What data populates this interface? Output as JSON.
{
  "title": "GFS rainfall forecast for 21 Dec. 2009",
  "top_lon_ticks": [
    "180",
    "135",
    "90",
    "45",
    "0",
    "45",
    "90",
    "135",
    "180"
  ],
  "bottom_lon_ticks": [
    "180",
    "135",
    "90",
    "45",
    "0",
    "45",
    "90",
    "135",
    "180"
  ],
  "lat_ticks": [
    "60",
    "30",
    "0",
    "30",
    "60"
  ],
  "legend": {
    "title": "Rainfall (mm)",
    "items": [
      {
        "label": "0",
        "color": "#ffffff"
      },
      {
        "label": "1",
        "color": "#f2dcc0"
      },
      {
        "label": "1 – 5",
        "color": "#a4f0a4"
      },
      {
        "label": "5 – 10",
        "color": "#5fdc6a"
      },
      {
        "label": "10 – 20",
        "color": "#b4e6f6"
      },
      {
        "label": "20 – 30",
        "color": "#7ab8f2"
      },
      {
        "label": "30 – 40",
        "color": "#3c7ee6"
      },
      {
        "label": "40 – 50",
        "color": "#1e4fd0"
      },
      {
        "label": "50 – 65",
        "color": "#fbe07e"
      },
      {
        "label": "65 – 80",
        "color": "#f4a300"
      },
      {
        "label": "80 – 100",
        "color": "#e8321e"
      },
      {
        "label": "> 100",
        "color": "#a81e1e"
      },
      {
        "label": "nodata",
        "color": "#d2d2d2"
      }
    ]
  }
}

============================================================

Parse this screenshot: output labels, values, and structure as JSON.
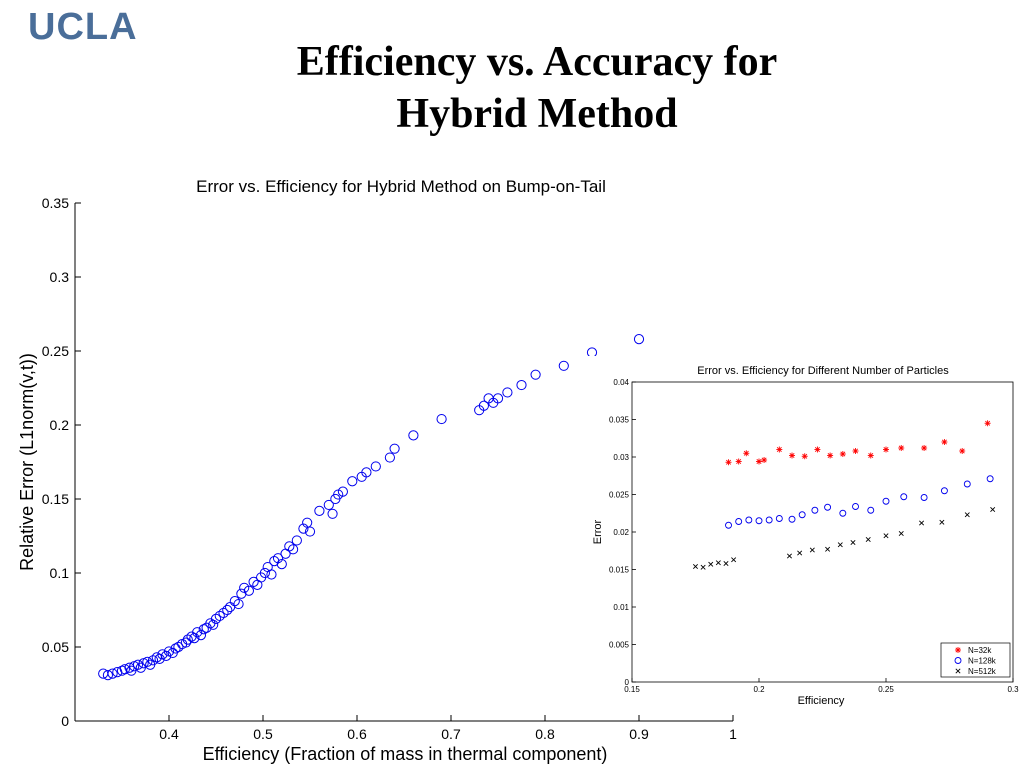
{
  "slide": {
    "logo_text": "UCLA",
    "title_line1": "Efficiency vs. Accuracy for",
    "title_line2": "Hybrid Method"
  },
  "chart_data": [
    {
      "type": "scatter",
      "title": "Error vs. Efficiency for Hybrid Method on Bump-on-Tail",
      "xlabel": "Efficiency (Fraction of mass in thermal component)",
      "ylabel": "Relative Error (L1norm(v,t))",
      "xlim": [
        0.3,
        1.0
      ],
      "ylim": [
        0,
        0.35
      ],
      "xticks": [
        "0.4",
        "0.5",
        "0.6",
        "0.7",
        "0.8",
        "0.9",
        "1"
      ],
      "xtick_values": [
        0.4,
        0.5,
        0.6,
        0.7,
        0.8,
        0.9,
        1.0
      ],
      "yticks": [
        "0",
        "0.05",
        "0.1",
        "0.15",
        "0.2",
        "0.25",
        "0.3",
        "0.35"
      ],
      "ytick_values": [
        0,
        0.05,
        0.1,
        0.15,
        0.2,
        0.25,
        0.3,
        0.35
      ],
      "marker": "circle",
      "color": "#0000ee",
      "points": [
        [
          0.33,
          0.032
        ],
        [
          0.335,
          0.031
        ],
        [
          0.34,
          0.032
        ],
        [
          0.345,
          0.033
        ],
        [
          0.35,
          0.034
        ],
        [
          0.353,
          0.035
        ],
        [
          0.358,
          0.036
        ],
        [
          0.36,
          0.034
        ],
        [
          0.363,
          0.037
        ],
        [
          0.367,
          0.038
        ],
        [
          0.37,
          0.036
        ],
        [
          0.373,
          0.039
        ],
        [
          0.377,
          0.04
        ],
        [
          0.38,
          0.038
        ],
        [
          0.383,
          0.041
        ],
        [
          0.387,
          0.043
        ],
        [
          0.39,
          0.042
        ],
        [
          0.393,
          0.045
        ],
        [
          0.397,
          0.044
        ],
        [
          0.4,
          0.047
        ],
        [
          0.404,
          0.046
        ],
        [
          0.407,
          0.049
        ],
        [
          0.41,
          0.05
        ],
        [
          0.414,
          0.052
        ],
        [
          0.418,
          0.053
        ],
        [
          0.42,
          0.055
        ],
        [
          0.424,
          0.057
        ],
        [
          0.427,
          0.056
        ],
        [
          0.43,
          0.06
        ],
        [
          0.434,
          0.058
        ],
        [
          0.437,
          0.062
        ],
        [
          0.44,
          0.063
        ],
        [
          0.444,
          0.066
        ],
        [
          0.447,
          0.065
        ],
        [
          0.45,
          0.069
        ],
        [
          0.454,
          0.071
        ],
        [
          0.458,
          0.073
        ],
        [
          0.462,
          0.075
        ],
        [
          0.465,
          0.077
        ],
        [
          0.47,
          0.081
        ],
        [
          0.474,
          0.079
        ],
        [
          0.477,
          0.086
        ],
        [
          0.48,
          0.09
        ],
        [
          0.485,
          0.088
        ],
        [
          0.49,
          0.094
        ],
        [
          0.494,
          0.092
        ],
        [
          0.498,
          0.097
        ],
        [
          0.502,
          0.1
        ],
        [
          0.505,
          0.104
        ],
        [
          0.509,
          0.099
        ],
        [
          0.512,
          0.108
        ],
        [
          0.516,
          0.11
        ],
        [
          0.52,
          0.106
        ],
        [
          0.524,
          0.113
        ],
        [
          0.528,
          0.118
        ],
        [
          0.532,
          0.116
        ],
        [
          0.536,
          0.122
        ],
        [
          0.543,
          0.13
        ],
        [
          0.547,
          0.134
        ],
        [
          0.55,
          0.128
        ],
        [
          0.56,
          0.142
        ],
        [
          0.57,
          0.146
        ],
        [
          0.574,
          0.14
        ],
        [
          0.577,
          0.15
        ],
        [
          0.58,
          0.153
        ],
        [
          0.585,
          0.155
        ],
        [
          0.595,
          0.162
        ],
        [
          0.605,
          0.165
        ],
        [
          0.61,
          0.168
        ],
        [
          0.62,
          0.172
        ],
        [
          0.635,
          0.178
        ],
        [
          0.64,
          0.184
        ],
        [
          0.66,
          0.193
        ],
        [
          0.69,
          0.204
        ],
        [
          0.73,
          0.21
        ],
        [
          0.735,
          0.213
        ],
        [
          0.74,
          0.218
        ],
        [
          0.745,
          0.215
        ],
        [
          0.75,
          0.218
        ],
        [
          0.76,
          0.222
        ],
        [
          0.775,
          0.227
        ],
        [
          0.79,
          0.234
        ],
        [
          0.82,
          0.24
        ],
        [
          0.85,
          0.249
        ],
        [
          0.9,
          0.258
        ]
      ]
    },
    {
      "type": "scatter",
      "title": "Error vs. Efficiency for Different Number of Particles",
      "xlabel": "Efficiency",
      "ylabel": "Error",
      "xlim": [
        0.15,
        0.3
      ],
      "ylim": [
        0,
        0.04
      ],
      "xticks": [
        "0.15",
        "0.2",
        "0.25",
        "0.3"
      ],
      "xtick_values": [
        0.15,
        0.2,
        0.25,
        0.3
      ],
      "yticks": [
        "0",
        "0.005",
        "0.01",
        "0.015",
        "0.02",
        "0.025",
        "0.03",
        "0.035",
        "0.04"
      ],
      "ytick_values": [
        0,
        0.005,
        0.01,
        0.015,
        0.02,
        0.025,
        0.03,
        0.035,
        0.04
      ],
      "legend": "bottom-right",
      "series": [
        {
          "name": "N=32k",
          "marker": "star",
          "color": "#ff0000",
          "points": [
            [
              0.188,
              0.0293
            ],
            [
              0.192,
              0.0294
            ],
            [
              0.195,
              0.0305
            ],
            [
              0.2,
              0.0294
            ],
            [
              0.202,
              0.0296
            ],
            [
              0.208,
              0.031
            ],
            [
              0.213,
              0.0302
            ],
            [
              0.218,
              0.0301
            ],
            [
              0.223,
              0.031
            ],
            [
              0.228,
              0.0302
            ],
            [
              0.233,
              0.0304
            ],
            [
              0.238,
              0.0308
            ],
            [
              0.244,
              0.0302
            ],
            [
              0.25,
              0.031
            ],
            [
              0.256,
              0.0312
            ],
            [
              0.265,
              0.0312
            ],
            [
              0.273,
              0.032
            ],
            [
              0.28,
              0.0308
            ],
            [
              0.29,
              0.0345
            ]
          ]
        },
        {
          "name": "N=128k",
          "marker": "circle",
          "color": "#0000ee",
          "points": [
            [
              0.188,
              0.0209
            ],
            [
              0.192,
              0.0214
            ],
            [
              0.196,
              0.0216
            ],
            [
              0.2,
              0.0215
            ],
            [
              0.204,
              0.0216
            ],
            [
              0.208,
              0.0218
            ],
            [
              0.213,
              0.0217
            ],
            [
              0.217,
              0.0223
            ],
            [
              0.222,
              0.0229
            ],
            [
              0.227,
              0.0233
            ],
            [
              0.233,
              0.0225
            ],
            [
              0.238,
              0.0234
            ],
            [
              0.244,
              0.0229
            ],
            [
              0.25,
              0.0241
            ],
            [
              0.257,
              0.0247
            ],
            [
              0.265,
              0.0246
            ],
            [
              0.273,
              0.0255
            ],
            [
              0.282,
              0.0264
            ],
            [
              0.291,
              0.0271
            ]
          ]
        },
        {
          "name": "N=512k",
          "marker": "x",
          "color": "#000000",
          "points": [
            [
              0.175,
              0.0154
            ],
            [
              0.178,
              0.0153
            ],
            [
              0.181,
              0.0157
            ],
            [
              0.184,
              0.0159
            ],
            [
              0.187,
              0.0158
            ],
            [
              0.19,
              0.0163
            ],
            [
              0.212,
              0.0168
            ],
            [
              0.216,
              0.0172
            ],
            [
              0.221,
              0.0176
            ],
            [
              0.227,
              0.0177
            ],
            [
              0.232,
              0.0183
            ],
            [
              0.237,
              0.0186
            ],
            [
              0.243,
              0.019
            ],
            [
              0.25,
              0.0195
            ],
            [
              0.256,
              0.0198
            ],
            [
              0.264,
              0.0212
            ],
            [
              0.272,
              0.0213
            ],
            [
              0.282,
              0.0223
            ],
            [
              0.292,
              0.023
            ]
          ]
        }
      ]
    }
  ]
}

============================================================

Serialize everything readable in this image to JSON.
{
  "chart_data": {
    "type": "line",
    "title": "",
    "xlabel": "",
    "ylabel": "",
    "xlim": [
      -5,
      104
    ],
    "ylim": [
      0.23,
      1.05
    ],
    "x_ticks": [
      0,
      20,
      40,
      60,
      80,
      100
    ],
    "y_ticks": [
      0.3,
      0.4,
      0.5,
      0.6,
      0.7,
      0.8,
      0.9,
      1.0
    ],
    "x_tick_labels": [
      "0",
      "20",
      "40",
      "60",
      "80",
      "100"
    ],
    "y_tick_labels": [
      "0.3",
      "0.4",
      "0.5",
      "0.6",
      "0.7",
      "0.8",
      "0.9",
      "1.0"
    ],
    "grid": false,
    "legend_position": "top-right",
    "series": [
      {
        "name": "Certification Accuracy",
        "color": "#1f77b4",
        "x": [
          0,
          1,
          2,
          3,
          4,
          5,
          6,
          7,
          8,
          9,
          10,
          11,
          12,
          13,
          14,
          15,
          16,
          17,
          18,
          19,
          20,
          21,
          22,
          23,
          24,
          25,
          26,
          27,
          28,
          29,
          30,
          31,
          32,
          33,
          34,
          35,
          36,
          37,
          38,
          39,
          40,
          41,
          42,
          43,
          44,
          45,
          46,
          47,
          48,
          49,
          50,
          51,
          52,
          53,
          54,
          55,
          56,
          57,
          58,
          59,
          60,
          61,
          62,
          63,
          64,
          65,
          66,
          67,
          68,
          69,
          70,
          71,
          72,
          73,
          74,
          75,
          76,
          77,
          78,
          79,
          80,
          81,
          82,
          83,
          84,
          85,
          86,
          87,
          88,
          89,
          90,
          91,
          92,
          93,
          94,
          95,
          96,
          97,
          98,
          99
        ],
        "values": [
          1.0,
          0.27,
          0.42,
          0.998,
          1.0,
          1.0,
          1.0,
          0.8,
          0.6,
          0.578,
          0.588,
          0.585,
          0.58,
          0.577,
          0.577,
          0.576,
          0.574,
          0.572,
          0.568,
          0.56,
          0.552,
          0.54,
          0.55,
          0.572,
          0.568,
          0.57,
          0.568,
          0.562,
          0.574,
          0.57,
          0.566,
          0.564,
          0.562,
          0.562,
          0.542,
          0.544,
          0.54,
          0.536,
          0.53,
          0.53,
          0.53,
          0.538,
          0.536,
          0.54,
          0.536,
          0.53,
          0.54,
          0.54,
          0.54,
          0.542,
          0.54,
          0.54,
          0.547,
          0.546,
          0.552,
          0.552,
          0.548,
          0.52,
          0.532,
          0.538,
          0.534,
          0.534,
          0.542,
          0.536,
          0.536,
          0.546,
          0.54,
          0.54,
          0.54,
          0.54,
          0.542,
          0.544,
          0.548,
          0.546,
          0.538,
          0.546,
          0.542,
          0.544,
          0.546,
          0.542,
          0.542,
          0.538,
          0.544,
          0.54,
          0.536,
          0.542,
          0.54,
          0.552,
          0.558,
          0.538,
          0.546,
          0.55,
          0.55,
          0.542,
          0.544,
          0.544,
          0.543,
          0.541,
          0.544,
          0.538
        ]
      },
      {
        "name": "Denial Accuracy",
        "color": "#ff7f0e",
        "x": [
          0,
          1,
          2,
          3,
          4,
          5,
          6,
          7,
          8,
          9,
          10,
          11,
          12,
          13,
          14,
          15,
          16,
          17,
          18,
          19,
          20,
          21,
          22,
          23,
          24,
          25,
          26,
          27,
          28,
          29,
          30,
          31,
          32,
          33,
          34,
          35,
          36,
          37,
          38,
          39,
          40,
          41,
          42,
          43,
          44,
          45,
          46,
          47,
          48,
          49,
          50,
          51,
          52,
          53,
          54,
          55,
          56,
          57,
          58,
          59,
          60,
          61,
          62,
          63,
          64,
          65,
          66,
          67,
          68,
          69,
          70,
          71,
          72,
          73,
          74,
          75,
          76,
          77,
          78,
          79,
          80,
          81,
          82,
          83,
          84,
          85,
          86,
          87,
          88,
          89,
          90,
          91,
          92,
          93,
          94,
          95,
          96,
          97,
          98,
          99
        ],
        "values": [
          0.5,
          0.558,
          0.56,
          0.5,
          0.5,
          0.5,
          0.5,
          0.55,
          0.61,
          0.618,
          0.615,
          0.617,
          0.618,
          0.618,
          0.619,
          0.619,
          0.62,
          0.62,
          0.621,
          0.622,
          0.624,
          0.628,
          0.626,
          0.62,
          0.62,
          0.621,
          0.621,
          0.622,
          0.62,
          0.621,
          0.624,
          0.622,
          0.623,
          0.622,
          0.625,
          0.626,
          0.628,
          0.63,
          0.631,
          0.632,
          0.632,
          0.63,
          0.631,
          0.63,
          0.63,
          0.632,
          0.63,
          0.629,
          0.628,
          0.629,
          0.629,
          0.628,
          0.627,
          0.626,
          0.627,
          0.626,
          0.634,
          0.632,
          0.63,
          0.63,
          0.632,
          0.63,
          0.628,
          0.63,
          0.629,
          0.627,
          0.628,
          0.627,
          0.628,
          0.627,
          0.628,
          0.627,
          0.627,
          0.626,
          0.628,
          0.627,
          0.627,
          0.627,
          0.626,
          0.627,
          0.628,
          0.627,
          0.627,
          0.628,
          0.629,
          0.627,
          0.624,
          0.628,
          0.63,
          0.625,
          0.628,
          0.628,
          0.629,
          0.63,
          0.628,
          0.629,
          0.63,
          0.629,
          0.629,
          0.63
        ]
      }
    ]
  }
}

============================================================

■ EXERCISE REQUIREMENTS ■
Your answer should be a single number: how many lines of the material contain the word "Hybrid".

■ EXERCISE OUTPUT ■
2